## WHAT NEEDS TO BE DONE
Copy all entries without alteration and skip the pictures they hold.

## SUPPLIED MATERIAL
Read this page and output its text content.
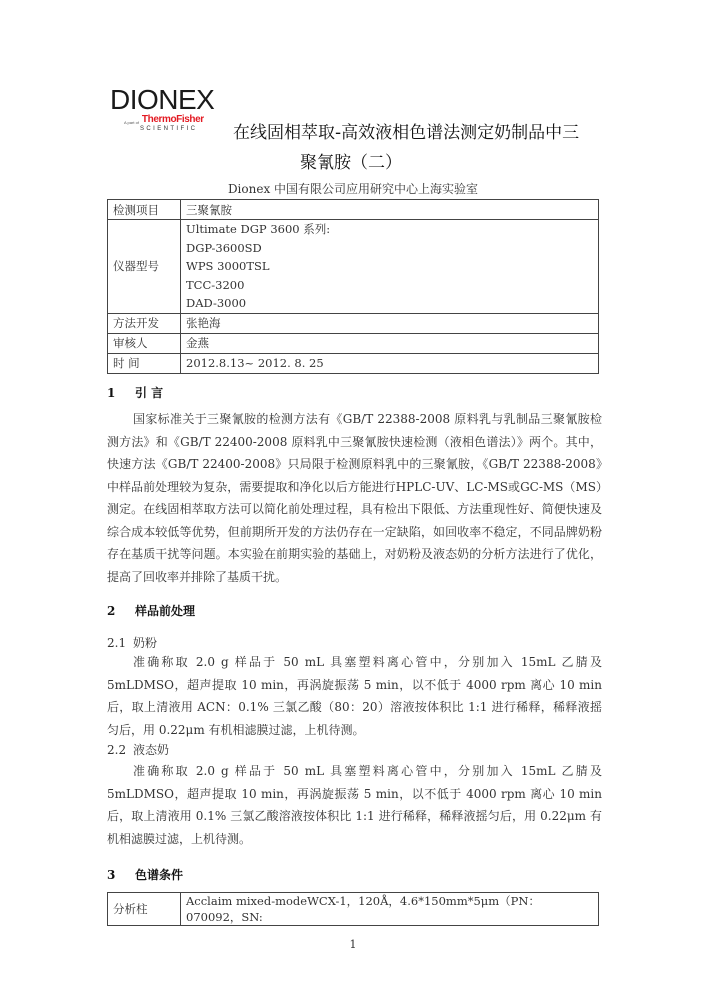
DIONEX
A part of ThermoFisher
SCIENTIFIC	在线固相萃取-高效液相色谱法测定奶制品中三
聚氰胺（二）
Dionex 中国有限公司应用研究中心上海实验室
检测项目	三聚氰胺
仪器型号	Ultimate DGP 3600 系列:
DGP-3600SD
WPS 3000TSL
TCC-3200
DAD-3000

方法开发	张艳海
审核人	金燕
时 间	2012.8.13~ 2012. 8. 25
1 引 言
国家标准关于三聚氰胺的检测方法有《GB/T 22388-2008 原料乳与乳制品三聚氰胺检测方法》和《GB/T 22400-2008 原料乳中三聚氰胺快速检测（液相色谱法）》两个。其中，快速方法《GB/T 22400-2008》只局限于检测原料乳中的三聚氰胺，《GB/T 22388-2008》中样品前处理较为复杂，需要提取和净化以后方能进行HPLC-UV、LC-MS或GC-MS（MS）测定。在线固相萃取方法可以简化前处理过程，具有检出下限低、方法重现性好、简便快速及综合成本较低等优势，但前期所开发的方法仍存在一定缺陷，如回收率不稳定，不同品牌奶粉存在基质干扰等问题。本实验在前期实验的基础上，对奶粉及液态奶的分析方法进行了优化，提高了回收率并排除了基质干扰。
2 样品前处理
2.1 奶粉
准确称取 2.0 g 样品于 50 mL 具塞塑料离心管中，分别加入 15mL 乙腈及 5mLDMSO，超声提取 10 min，再涡旋振荡 5 min，以不低于 4000 rpm 离心 10 min 后，取上清液用 ACN：0.1% 三氯乙酸（80：20）溶液按体积比 1:1 进行稀释，稀释液摇匀后，用 0.22μm 有机相滤膜过滤，上机待测。
2.2 液态奶
准确称取 2.0 g 样品于 50 mL 具塞塑料离心管中，分别加入 15mL 乙腈及 5mLDMSO，超声提取 10 min，再涡旋振荡 5 min，以不低于 4000 rpm 离心 10 min 后，取上清液用 0.1% 三氯乙酸溶液按体积比 1:1 进行稀释，稀释液摇匀后，用 0.22μm 有机相滤膜过滤，上机待测。
3 色谱条件
分析柱	Acclaim mixed-modeWCX-1，120Å，4.6*150mm*5μm（PN：070092，SN:
1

## EXERCISE OUTPUT
Read this page and output its text content.
DIONEX
A part of ThermoFisher
SCIENTIFIC	在线固相萃取-高效液相色谱法测定奶制品中三
聚氰胺（二）
Dionex 中国有限公司应用研究中心上海实验室
检测项目	三聚氰胺
仪器型号	Ultimate DGP 3600 系列:
DGP-3600SD
WPS 3000TSL
TCC-3200
DAD-3000

方法开发	张艳海
审核人	金燕
时 间	2012.8.13~ 2012. 8. 25
1 引 言
国家标准关于三聚氰胺的检测方法有《GB/T 22388-2008 原料乳与乳制品三聚氰胺检测方法》和《GB/T 22400-2008 原料乳中三聚氰胺快速检测（液相色谱法）》两个。其中，快速方法《GB/T 22400-2008》只局限于检测原料乳中的三聚氰胺，《GB/T 22388-2008》中样品前处理较为复杂，需要提取和净化以后方能进行HPLC-UV、LC-MS或GC-MS（MS）测定。在线固相萃取方法可以简化前处理过程，具有检出下限低、方法重现性好、简便快速及综合成本较低等优势，但前期所开发的方法仍存在一定缺陷，如回收率不稳定，不同品牌奶粉存在基质干扰等问题。本实验在前期实验的基础上，对奶粉及液态奶的分析方法进行了优化，提高了回收率并排除了基质干扰。
2 样品前处理
2.1 奶粉
准确称取 2.0 g 样品于 50 mL 具塞塑料离心管中，分别加入 15mL 乙腈及 5mLDMSO，超声提取 10 min，再涡旋振荡 5 min，以不低于 4000 rpm 离心 10 min 后，取上清液用 ACN：0.1% 三氯乙酸（80：20）溶液按体积比 1:1 进行稀释，稀释液摇匀后，用 0.22μm 有机相滤膜过滤，上机待测。
2.2 液态奶
准确称取 2.0 g 样品于 50 mL 具塞塑料离心管中，分别加入 15mL 乙腈及 5mLDMSO，超声提取 10 min，再涡旋振荡 5 min，以不低于 4000 rpm 离心 10 min 后，取上清液用 0.1% 三氯乙酸溶液按体积比 1:1 进行稀释，稀释液摇匀后，用 0.22μm 有机相滤膜过滤，上机待测。
3 色谱条件
分析柱	Acclaim mixed-modeWCX-1，120Å，4.6*150mm*5μm（PN：070092，SN:
1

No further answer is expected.